[begin RECORDS TO USE]
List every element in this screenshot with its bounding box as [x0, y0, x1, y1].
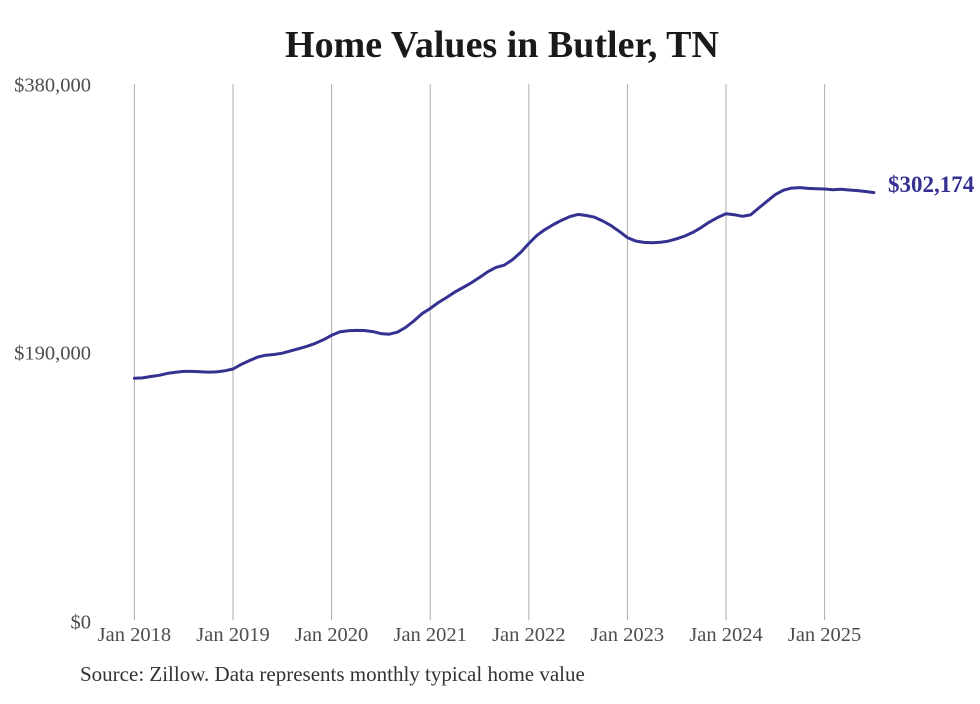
svg-text:Jan 2018: Jan 2018: [98, 624, 171, 646]
svg-text:$302,174: $302,174: [888, 172, 975, 197]
svg-text:Jan 2024: Jan 2024: [689, 624, 762, 646]
svg-text:Jan 2023: Jan 2023: [591, 624, 664, 646]
svg-text:Jan 2025: Jan 2025: [788, 624, 861, 646]
svg-text:Jan 2019: Jan 2019: [196, 624, 269, 646]
svg-text:$380,000: $380,000: [14, 74, 91, 96]
svg-text:$0: $0: [71, 611, 92, 633]
svg-text:Home Values in Butler, TN: Home Values in Butler, TN: [285, 24, 719, 66]
svg-text:Jan 2020: Jan 2020: [295, 624, 368, 646]
svg-text:Source: Zillow. Data represent: Source: Zillow. Data represents monthly …: [80, 662, 585, 686]
svg-text:$190,000: $190,000: [14, 342, 91, 364]
svg-text:Jan 2021: Jan 2021: [393, 624, 466, 646]
svg-text:Jan 2022: Jan 2022: [492, 624, 565, 646]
[end RECORDS TO USE]
• [WHAT YOU HAVE TO DO]: Gather every line of the material above that contains the word "with", and copy each one in full. Case counts.

• [EXERCISE OUTPUT]:
List every element in this screenshot with its bounding box as [x0, y0, x1, y1].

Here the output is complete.